- [TASK TO CARRY OUT]
Filter the records below and copy every line containing the word "年龄组成".
* START DATA SHOWN *
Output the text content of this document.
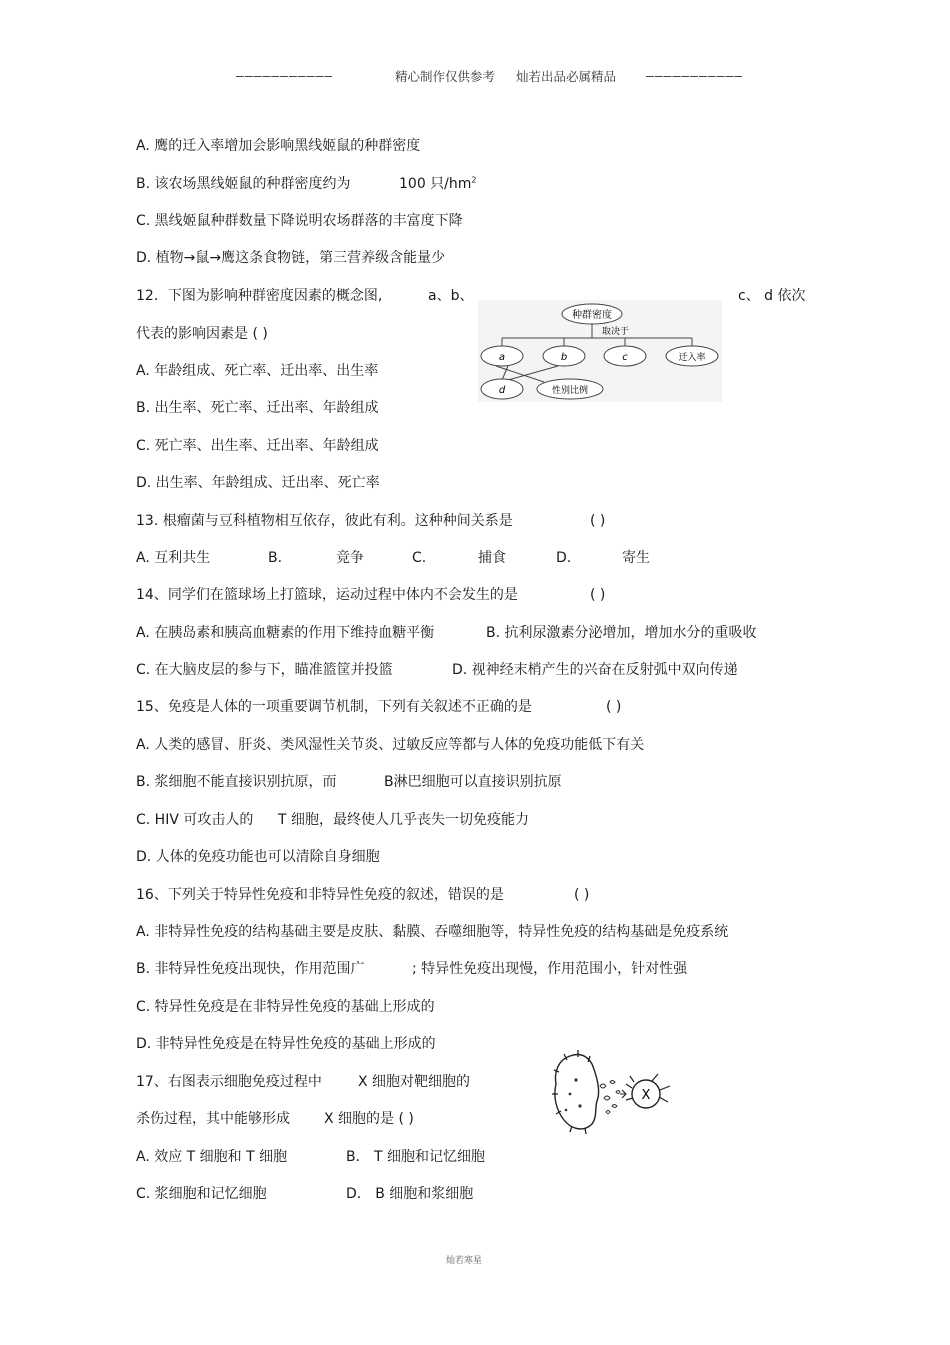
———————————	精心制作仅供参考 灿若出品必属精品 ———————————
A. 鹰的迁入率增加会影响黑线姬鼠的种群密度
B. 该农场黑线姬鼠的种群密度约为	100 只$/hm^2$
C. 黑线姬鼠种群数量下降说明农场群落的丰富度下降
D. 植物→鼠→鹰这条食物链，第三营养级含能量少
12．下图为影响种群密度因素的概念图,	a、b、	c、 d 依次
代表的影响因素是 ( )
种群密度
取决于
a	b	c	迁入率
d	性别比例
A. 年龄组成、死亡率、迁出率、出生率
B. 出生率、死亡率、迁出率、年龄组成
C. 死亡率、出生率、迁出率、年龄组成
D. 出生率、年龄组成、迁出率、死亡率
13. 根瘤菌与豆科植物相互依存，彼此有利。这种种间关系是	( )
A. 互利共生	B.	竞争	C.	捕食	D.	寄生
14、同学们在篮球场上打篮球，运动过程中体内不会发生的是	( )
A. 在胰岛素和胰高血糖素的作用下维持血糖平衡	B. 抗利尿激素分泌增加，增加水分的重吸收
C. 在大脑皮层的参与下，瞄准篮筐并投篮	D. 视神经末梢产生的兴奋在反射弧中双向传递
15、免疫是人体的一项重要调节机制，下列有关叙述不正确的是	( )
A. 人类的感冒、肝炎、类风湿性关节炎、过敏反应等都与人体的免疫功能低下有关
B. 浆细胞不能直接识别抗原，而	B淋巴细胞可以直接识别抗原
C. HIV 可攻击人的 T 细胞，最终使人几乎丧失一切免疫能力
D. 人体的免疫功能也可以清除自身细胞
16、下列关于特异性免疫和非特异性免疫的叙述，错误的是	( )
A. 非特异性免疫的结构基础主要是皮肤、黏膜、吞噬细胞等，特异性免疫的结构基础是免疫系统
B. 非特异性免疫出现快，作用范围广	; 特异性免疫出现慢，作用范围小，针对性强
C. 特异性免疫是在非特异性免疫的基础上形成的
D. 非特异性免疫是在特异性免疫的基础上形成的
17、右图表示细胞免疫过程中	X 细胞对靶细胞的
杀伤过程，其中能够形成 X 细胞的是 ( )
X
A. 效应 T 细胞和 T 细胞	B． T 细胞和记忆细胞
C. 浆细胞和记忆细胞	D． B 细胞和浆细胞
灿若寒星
* END DATA SHOWN *
- [RESULT OF THE TASK]
A. 年龄组成、死亡率、迁出率、出生率
B. 出生率、死亡率、迁出率、年龄组成
C. 死亡率、出生率、迁出率、年龄组成
D. 出生率、年龄组成、迁出率、死亡率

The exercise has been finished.